=== Given records ===

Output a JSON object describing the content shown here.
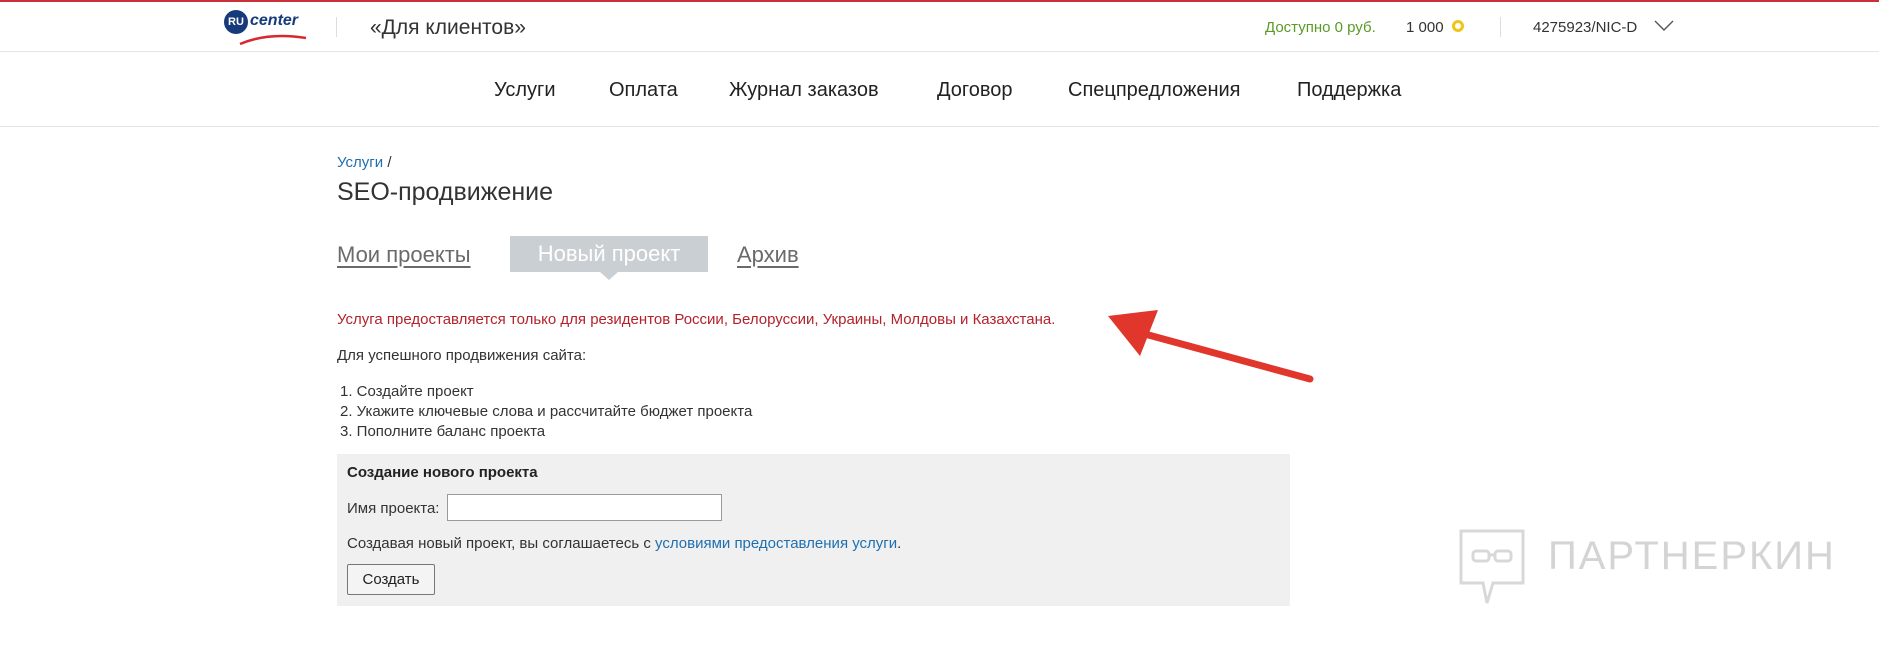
{
  "brand": {
    "logo_badge": "RU",
    "logo_text": "center"
  },
  "header": {
    "section_title": "«Для клиентов»",
    "available": "Доступно 0 руб.",
    "coins": "1 000",
    "account": "4275923/NIC-D"
  },
  "nav": {
    "items": [
      {
        "label": "Услуги"
      },
      {
        "label": "Оплата"
      },
      {
        "label": "Журнал заказов"
      },
      {
        "label": "Договор"
      },
      {
        "label": "Спецпредложения"
      },
      {
        "label": "Поддержка"
      }
    ]
  },
  "breadcrumb": {
    "link": "Услуги",
    "separator": "/"
  },
  "page": {
    "title": "SEO-продвижение"
  },
  "tabs": [
    {
      "label": "Мои проекты",
      "active": false
    },
    {
      "label": "Новый проект",
      "active": true
    },
    {
      "label": "Архив",
      "active": false
    }
  ],
  "notice": "Услуга предоставляется только для резидентов России, Белоруссии, Украины, Молдовы и Казахстана.",
  "intro": "Для успешного продвижения сайта:",
  "steps": [
    "1. Создайте проект",
    "2. Укажите ключевые слова и рассчитайте бюджет проекта",
    "3. Пополните баланс проекта"
  ],
  "form": {
    "title": "Создание нового проекта",
    "name_label": "Имя проекта:",
    "name_value": "",
    "agree_prefix": "Создавая новый проект, вы соглашаетесь с ",
    "agree_link": "условиями предоставления услуги",
    "agree_suffix": ".",
    "submit_label": "Создать"
  },
  "watermark": {
    "text": "ПАРТНЕРКИН"
  },
  "colors": {
    "top_line": "#c8303a",
    "link": "#1f6fb0",
    "warning": "#b3222b",
    "available": "#5a9a26",
    "arrow": "#e0362c",
    "coin": "#f0c419"
  }
}
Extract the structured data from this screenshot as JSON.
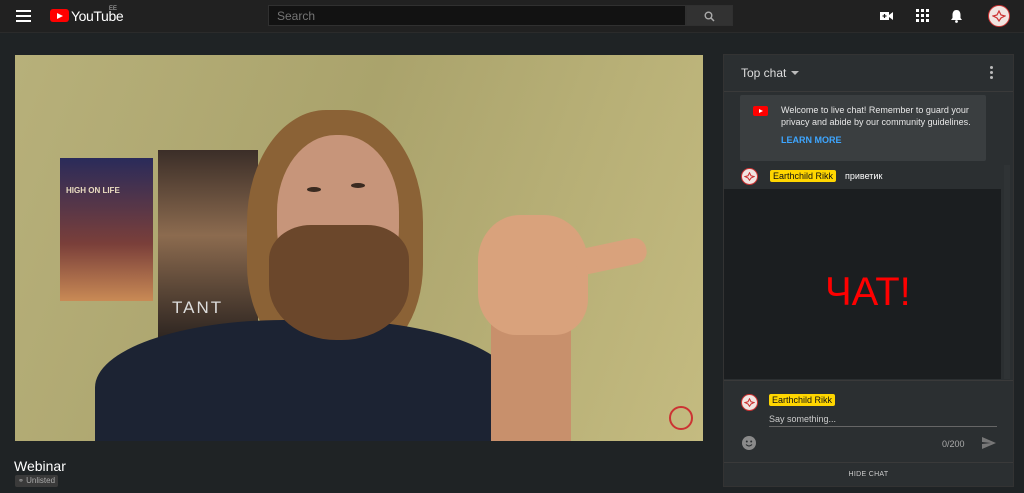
{
  "header": {
    "logo_text": "YouTube",
    "country_code": "EE",
    "search_placeholder": "Search",
    "icons": [
      "menu-icon",
      "search-icon",
      "create-video-icon",
      "apps-icon",
      "notifications-icon",
      "avatar"
    ]
  },
  "video": {
    "title": "Webinar",
    "visibility": "Unlisted",
    "poster1_text": "HIGH ON LIFE",
    "poster2_text": "TANT"
  },
  "chat": {
    "mode_label": "Top chat",
    "notice_text": "Welcome to live chat! Remember to guard your privacy and abide by our community guidelines.",
    "learn_more": "LEARN MORE",
    "messages": [
      {
        "author": "Earthchild Rikk",
        "text": "приветик"
      }
    ],
    "overlay_text": "ЧАТ!",
    "compose": {
      "author": "Earthchild Rikk",
      "placeholder": "Say something...",
      "counter": "0/200"
    },
    "hide_chat": "HIDE CHAT"
  },
  "colors": {
    "brand_red": "#ff0000",
    "badge_yellow": "#ffd600",
    "link_blue": "#3ea6ff"
  }
}
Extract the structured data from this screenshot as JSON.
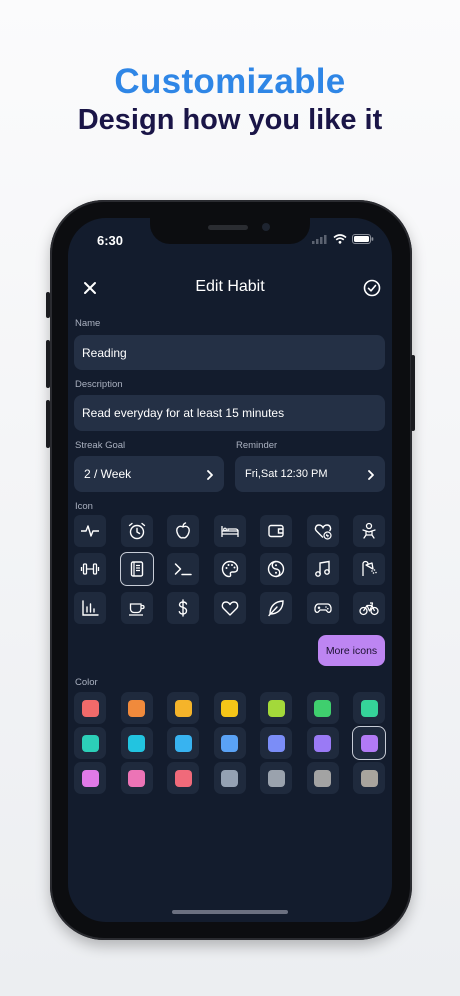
{
  "promo": {
    "title": "Customizable",
    "subtitle": "Design how you like it"
  },
  "status_bar": {
    "time": "6:30"
  },
  "header": {
    "title": "Edit Habit"
  },
  "form": {
    "name_label": "Name",
    "name_value": "Reading",
    "description_label": "Description",
    "description_value": "Read everyday for at least 15 minutes",
    "streak_goal_label": "Streak Goal",
    "streak_goal_value": "2 / Week",
    "reminder_label": "Reminder",
    "reminder_value": "Fri,Sat 12:30 PM",
    "icon_label": "Icon",
    "color_label": "Color"
  },
  "icons": [
    "heartbeat-icon",
    "alarm-clock-icon",
    "apple-icon",
    "bed-icon",
    "wallet-icon",
    "heart-badge-icon",
    "baby-icon",
    "dumbbell-icon",
    "book-icon",
    "terminal-icon",
    "palette-icon",
    "yin-yang-icon",
    "music-icon",
    "shower-icon",
    "bar-chart-icon",
    "coffee-cup-icon",
    "dollar-icon",
    "heart-icon",
    "leaf-icon",
    "gamepad-icon",
    "bicycle-icon"
  ],
  "selected_icon": "book-icon",
  "more_icons_label": "More icons",
  "colors": [
    "#f06a6a",
    "#f08a3c",
    "#f5b42a",
    "#f5c518",
    "#a3d93a",
    "#3fcf6e",
    "#35d399",
    "#2ccfb8",
    "#22c4e0",
    "#38b3f0",
    "#5aa2f5",
    "#7b8df7",
    "#9a7af5",
    "#b27af5",
    "#e07ae8",
    "#ec74b6",
    "#f06a7a",
    "#94a1b3",
    "#9aa2ad",
    "#a3a3a3",
    "#a8a49d"
  ],
  "selected_color": "#b27af5",
  "accent": "#bd85f2"
}
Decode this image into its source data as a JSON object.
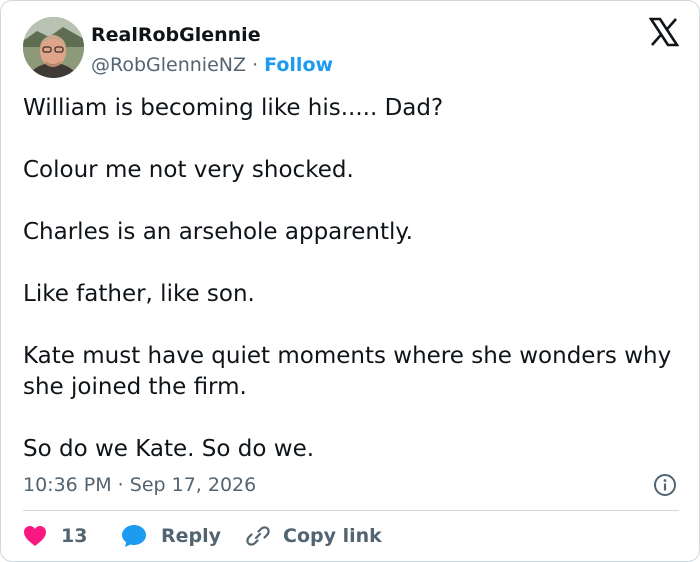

===

Instructions to follow: The material above holds pictures; copy everything else in it exactly.

Solution to this problem:
Output a JSON object describing the content shown here.
{
  "brand": {
    "logo_badge": "RU",
    "logo_text": "center"
  },
  "header": {
    "section_title": "«Для клиентов»",
    "available": "Доступно 0 руб.",
    "coins": "1 000",
    "account": "4275923/NIC-D"
  },
  "nav": {
    "items": [
      {
        "label": "Услуги"
      },
      {
        "label": "Оплата"
      },
      {
        "label": "Журнал заказов"
      },
      {
        "label": "Договор"
      },
      {
        "label": "Спецпредложения"
      },
      {
        "label": "Поддержка"
      }
    ]
  },
  "breadcrumb": {
    "link": "Услуги",
    "separator": "/"
  },
  "page": {
    "title": "SEO-продвижение"
  },
  "tabs": [
    {
      "label": "Мои проекты",
      "active": false
    },
    {
      "label": "Новый проект",
      "active": true
    },
    {
      "label": "Архив",
      "active": false
    }
  ],
  "notice": "Услуга предоставляется только для резидентов России, Белоруссии, Украины, Молдовы и Казахстана.",
  "intro": "Для успешного продвижения сайта:",
  "steps": [
    "1. Создайте проект",
    "2. Укажите ключевые слова и рассчитайте бюджет проекта",
    "3. Пополните баланс проекта"
  ],
  "form": {
    "title": "Создание нового проекта",
    "name_label": "Имя проекта:",
    "name_value": "",
    "agree_prefix": "Создавая новый проект, вы соглашаетесь с ",
    "agree_link": "условиями предоставления услуги",
    "agree_suffix": ".",
    "submit_label": "Создать"
  },
  "watermark": {
    "text": "ПАРТНЕРКИН"
  },
  "colors": {
    "top_line": "#c8303a",
    "link": "#1f6fb0",
    "warning": "#b3222b",
    "available": "#5a9a26",
    "arrow": "#e0362c",
    "coin": "#f0c419"
  }
}
Extract the structured data from this screenshot as JSON.
{
  "header": {
    "logo_text": "YouTube",
    "country_code": "EE",
    "search_placeholder": "Search",
    "icons": [
      "menu-icon",
      "search-icon",
      "create-video-icon",
      "apps-icon",
      "notifications-icon",
      "avatar"
    ]
  },
  "video": {
    "title": "Webinar",
    "visibility": "Unlisted",
    "poster1_text": "HIGH ON LIFE",
    "poster2_text": "TANT"
  },
  "chat": {
    "mode_label": "Top chat",
    "notice_text": "Welcome to live chat! Remember to guard your privacy and abide by our community guidelines.",
    "learn_more": "LEARN MORE",
    "messages": [
      {
        "author": "Earthchild Rikk",
        "text": "приветик"
      }
    ],
    "overlay_text": "ЧАТ!",
    "compose": {
      "author": "Earthchild Rikk",
      "placeholder": "Say something...",
      "counter": "0/200"
    },
    "hide_chat": "HIDE CHAT"
  },
  "colors": {
    "brand_red": "#ff0000",
    "badge_yellow": "#ffd600",
    "link_blue": "#3ea6ff"
  }
}
Extract the structured data from this screenshot as JSON.
{
  "promo": {
    "title": "Customizable",
    "subtitle": "Design how you like it"
  },
  "status_bar": {
    "time": "6:30"
  },
  "header": {
    "title": "Edit Habit"
  },
  "form": {
    "name_label": "Name",
    "name_value": "Reading",
    "description_label": "Description",
    "description_value": "Read everyday for at least 15 minutes",
    "streak_goal_label": "Streak Goal",
    "streak_goal_value": "2 / Week",
    "reminder_label": "Reminder",
    "reminder_value": "Fri,Sat 12:30 PM",
    "icon_label": "Icon",
    "color_label": "Color"
  },
  "icons": [
    "heartbeat-icon",
    "alarm-clock-icon",
    "apple-icon",
    "bed-icon",
    "wallet-icon",
    "heart-badge-icon",
    "baby-icon",
    "dumbbell-icon",
    "book-icon",
    "terminal-icon",
    "palette-icon",
    "yin-yang-icon",
    "music-icon",
    "shower-icon",
    "bar-chart-icon",
    "coffee-cup-icon",
    "dollar-icon",
    "heart-icon",
    "leaf-icon",
    "gamepad-icon",
    "bicycle-icon"
  ],
  "selected_icon": "book-icon",
  "more_icons_label": "More icons",
  "colors": [
    "#f06a6a",
    "#f08a3c",
    "#f5b42a",
    "#f5c518",
    "#a3d93a",
    "#3fcf6e",
    "#35d399",
    "#2ccfb8",
    "#22c4e0",
    "#38b3f0",
    "#5aa2f5",
    "#7b8df7",
    "#9a7af5",
    "#b27af5",
    "#e07ae8",
    "#ec74b6",
    "#f06a7a",
    "#94a1b3",
    "#9aa2ad",
    "#a3a3a3",
    "#a8a49d"
  ],
  "selected_color": "#b27af5",
  "accent": "#bd85f2"
}
Decode this image into its source data as a JSON object.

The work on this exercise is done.